» Exercise task: Identify every line in the records below that contains the word "Send", and reproduce each one.

» Stored data:
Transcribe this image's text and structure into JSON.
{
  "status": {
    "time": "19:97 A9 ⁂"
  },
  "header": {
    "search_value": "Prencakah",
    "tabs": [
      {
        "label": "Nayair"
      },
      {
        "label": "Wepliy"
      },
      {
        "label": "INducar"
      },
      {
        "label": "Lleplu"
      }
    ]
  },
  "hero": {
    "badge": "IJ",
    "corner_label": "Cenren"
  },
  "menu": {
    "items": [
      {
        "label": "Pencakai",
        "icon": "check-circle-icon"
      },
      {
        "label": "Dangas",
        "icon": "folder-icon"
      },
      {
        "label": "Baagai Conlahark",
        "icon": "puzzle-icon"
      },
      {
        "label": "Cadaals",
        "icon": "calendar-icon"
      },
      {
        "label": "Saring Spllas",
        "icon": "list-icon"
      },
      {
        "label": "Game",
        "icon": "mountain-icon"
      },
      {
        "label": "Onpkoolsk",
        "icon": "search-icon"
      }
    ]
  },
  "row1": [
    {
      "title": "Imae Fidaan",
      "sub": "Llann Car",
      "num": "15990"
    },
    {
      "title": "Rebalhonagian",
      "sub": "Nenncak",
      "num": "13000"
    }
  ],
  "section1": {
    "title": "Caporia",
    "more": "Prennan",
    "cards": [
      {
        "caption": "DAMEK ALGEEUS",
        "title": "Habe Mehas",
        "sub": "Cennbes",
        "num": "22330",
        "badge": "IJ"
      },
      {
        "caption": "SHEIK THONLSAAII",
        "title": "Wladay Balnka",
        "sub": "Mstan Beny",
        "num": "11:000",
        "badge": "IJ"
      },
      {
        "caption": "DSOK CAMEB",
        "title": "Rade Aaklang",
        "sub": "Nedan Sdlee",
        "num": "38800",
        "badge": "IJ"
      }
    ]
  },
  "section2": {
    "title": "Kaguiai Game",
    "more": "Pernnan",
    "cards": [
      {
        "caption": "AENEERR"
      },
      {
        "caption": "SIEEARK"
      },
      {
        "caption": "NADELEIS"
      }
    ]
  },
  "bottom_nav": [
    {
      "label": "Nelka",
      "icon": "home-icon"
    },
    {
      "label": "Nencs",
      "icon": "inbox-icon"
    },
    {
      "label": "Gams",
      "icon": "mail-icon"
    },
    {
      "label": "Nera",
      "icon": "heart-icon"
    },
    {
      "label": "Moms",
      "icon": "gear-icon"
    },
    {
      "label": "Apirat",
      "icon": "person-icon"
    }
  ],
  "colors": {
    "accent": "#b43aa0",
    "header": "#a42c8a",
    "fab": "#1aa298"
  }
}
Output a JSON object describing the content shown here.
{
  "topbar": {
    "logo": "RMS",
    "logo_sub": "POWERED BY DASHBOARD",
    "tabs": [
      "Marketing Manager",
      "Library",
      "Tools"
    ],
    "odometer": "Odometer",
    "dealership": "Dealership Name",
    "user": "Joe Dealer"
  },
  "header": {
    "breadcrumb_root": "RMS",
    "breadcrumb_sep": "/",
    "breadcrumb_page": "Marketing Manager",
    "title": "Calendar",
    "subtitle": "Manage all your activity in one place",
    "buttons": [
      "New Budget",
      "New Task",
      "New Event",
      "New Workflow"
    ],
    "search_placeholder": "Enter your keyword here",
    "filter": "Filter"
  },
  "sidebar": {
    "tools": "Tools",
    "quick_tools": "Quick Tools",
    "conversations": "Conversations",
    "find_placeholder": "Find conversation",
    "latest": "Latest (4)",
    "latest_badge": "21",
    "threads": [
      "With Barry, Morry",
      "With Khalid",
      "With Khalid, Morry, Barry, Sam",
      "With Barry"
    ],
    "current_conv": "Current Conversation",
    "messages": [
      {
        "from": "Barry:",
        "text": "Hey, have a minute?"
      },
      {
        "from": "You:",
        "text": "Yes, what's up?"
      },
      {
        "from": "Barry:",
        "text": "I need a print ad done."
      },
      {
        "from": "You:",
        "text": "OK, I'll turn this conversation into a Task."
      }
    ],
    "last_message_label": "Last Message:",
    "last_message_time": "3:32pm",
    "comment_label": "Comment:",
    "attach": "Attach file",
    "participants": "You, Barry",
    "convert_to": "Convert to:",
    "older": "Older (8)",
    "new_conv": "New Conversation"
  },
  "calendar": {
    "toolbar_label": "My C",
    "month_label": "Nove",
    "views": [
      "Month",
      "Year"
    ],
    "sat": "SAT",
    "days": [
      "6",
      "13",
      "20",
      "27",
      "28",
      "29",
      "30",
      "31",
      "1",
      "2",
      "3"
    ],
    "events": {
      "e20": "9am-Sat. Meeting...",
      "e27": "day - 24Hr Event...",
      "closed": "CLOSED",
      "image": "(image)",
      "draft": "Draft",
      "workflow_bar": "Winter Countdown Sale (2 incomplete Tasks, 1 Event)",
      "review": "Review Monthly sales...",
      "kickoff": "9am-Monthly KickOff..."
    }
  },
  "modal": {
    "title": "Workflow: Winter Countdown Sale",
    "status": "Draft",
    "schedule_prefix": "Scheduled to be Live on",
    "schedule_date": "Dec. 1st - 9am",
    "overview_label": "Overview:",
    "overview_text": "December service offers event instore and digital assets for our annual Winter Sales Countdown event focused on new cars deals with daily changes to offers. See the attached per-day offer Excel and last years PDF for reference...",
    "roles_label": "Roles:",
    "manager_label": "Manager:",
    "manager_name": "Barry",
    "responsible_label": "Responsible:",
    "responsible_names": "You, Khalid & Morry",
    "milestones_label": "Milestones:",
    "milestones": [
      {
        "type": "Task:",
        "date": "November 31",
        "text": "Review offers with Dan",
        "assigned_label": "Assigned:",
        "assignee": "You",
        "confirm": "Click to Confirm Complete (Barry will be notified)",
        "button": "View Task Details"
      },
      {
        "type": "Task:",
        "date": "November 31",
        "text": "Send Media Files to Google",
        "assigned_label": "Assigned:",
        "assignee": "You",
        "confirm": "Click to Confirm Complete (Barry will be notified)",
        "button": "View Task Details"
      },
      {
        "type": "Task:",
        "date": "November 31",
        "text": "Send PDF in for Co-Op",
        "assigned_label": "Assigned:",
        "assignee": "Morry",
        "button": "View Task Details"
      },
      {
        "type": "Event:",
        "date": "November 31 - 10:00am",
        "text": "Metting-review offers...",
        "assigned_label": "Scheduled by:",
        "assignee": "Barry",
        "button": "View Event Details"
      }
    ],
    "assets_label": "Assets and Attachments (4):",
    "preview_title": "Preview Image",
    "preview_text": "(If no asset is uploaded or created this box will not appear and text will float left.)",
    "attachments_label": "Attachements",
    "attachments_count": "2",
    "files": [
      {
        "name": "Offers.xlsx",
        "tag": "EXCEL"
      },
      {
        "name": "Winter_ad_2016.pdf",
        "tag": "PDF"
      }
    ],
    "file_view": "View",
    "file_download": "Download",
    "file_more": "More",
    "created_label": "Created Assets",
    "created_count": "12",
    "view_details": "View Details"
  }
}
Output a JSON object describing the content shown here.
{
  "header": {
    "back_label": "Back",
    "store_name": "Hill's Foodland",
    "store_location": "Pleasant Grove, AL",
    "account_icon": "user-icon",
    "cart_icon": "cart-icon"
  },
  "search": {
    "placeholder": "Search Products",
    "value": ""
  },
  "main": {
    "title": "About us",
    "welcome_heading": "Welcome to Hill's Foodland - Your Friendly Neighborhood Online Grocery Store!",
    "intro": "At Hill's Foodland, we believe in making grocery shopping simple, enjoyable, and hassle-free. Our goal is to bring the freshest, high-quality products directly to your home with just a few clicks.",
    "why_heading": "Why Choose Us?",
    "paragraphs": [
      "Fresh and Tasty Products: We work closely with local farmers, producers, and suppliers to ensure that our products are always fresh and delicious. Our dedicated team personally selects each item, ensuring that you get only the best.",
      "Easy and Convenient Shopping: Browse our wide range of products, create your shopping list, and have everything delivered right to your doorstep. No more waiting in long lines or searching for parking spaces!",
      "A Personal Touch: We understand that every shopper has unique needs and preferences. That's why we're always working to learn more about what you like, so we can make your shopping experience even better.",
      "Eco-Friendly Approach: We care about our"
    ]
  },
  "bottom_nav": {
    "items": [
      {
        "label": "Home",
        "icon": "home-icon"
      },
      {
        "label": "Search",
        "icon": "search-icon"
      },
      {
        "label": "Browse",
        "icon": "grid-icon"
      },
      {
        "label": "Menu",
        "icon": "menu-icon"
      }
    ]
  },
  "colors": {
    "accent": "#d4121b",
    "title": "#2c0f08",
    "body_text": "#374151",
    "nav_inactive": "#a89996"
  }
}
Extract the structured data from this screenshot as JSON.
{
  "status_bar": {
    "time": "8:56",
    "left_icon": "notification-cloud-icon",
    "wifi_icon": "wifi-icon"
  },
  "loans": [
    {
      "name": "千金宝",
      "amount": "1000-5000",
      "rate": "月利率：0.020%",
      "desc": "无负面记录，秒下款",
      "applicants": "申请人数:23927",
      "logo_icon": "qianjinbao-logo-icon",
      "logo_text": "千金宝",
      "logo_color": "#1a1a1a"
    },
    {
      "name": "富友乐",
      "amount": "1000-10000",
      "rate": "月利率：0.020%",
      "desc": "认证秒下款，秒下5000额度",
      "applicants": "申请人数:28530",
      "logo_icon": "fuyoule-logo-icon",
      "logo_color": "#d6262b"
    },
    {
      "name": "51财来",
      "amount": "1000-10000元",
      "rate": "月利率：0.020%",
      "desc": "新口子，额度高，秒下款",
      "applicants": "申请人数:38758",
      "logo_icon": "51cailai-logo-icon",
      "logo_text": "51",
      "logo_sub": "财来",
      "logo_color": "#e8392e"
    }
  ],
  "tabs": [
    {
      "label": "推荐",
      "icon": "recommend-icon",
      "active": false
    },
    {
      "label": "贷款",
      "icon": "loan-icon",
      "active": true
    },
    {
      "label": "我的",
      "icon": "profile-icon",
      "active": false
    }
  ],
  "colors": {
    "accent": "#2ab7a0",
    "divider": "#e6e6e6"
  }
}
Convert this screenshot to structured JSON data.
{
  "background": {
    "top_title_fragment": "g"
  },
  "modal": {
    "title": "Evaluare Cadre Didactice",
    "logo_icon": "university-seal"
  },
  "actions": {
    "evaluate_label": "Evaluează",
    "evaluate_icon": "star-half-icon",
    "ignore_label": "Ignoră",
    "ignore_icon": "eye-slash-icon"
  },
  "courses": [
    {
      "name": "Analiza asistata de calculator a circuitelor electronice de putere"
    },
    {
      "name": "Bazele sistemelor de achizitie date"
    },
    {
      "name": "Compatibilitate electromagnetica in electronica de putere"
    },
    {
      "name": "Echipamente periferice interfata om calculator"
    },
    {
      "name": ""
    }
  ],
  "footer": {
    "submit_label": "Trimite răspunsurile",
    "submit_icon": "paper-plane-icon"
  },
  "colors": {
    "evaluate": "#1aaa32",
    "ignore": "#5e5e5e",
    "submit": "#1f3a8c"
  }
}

» Output below:
        "text": "Send Media Files to Google",
        "text": "Send PDF in for Co-Op",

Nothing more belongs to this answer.